# PROBLEM TO WORK ON:
State how many lines of the entries hold the string "Пошехонский", and nothing more.

Saved entries

········

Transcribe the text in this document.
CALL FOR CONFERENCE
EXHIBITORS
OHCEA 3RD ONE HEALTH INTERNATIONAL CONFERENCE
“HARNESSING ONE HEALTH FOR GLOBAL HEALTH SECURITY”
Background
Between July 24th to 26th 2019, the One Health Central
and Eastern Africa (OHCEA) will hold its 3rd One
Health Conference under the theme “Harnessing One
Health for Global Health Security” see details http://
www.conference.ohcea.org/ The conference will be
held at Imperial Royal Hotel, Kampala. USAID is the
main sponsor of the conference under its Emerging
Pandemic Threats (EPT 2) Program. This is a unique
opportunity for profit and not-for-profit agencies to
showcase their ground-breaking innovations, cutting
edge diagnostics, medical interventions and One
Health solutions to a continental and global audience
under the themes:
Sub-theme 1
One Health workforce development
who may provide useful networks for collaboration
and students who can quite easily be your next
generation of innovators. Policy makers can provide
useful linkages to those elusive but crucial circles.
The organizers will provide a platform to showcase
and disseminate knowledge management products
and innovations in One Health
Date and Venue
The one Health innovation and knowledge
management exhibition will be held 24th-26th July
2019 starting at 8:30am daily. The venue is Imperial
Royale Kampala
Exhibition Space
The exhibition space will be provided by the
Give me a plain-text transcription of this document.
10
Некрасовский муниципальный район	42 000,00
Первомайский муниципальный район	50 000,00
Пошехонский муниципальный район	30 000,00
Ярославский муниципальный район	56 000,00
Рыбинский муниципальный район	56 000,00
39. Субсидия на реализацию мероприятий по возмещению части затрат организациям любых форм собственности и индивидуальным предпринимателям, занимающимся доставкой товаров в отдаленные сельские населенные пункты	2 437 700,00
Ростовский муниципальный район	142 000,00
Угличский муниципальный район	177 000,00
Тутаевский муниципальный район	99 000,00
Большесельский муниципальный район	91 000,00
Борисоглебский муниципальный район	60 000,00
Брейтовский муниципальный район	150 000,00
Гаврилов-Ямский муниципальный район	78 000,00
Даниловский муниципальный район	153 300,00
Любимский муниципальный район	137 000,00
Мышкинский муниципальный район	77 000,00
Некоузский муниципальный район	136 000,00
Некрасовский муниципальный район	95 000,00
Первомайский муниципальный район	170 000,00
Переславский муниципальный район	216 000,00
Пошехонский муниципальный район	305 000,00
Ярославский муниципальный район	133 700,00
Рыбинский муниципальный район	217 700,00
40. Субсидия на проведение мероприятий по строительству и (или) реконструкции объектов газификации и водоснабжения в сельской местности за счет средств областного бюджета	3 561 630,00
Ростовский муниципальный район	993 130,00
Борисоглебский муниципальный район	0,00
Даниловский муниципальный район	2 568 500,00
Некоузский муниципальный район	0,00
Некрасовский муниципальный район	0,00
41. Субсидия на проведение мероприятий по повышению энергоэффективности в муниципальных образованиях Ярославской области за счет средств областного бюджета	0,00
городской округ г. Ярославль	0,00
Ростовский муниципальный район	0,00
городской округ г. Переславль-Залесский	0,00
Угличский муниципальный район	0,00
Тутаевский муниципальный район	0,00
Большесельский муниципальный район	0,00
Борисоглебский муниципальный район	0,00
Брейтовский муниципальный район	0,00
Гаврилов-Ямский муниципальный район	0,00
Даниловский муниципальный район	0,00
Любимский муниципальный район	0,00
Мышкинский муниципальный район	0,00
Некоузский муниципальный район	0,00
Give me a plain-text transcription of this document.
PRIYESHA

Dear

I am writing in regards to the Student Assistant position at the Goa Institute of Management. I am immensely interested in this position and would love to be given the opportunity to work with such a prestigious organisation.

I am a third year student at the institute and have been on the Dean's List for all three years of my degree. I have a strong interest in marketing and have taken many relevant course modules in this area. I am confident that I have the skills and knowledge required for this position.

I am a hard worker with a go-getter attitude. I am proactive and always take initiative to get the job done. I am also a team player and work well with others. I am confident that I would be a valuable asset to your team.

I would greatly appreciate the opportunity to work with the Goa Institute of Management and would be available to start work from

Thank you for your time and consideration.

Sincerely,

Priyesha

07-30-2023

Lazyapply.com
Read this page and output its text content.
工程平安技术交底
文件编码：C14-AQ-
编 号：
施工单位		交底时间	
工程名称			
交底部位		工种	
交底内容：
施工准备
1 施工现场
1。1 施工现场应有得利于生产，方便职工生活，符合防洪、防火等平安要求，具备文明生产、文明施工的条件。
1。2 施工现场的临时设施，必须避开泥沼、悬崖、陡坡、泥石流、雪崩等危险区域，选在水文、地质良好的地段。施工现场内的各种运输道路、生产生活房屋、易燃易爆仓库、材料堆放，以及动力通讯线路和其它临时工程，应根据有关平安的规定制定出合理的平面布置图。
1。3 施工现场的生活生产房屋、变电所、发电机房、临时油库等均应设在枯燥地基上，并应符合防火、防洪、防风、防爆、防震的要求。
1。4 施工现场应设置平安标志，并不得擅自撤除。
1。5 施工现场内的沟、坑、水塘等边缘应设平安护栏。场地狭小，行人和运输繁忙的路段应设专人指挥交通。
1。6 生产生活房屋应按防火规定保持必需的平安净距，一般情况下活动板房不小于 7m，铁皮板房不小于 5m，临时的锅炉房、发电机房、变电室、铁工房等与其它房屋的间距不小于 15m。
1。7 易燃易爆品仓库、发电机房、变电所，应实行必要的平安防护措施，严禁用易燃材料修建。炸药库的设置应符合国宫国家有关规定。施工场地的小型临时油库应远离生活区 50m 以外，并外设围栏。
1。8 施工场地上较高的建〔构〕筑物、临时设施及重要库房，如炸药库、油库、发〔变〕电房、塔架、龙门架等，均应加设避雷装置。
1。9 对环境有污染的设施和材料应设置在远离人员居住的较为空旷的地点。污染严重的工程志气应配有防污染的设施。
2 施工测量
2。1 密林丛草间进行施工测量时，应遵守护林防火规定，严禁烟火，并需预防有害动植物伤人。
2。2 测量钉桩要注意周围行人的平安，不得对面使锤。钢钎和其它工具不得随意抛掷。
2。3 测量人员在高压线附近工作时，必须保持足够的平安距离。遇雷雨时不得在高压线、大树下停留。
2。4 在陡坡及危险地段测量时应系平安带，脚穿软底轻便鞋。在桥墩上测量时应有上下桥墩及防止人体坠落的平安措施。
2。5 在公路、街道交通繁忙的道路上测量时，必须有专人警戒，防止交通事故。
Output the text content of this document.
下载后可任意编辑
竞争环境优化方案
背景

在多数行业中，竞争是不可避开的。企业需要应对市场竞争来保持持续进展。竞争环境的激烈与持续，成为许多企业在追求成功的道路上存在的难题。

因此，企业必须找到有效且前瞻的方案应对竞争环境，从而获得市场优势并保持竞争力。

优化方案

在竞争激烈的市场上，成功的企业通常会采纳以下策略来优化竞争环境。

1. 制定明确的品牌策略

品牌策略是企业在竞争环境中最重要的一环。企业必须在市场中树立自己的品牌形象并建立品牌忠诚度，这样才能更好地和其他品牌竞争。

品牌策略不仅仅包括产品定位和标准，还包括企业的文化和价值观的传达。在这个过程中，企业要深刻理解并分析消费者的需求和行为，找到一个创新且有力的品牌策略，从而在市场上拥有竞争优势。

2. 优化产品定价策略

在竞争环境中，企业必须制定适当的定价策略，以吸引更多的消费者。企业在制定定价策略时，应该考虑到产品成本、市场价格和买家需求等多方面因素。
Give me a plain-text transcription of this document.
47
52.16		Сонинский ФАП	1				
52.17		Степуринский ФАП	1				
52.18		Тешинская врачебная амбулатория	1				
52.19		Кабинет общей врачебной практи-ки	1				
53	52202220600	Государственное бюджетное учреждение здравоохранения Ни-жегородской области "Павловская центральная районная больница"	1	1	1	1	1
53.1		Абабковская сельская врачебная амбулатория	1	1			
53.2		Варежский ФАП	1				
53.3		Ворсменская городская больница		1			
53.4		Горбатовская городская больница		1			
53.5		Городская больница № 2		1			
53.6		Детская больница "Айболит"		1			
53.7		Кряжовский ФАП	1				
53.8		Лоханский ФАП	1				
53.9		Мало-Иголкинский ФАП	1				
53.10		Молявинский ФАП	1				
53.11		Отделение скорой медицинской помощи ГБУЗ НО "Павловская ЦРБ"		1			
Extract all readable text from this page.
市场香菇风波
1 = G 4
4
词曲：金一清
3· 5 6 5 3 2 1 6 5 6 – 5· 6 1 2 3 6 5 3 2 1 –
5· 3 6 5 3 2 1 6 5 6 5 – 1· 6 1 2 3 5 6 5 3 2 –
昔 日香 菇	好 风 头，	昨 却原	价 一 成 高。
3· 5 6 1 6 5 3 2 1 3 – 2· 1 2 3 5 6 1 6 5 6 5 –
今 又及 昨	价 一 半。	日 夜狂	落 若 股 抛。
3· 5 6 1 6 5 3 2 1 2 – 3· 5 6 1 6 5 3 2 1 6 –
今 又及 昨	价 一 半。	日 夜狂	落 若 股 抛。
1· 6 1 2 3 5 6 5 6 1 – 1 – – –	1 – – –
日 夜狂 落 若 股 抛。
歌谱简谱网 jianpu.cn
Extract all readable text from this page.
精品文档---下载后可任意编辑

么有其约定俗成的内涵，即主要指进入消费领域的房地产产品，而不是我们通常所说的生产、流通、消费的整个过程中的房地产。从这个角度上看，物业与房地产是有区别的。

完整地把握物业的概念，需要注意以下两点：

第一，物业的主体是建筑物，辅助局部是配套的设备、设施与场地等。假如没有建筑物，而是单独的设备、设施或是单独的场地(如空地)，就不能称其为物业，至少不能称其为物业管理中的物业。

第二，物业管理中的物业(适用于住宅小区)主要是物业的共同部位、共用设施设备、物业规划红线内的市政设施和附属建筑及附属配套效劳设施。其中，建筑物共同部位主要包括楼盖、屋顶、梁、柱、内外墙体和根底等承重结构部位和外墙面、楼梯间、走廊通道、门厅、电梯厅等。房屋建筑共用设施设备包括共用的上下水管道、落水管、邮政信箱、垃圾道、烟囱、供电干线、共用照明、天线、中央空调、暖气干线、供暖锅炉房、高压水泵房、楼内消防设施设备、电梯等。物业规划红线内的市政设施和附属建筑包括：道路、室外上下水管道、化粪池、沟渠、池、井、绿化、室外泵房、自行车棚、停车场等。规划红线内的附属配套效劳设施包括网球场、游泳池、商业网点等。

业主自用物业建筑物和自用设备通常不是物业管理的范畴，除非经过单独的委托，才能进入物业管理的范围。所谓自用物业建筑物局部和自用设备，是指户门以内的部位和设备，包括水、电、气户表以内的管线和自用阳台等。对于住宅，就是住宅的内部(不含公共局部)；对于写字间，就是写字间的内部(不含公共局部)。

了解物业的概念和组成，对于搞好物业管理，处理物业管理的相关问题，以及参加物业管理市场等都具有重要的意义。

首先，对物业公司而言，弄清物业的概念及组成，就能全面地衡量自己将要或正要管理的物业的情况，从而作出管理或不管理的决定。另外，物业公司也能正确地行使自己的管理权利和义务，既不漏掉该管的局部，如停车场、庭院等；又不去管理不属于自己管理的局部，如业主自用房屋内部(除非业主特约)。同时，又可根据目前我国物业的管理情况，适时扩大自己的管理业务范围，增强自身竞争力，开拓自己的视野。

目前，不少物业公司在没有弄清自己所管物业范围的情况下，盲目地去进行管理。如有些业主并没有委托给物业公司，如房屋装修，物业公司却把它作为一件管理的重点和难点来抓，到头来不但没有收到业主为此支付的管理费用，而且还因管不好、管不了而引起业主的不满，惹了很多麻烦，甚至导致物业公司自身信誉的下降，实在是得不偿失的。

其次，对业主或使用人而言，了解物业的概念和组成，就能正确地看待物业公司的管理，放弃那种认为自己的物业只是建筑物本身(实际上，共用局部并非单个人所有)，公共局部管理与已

········

# EXERCISE ANSWER:
2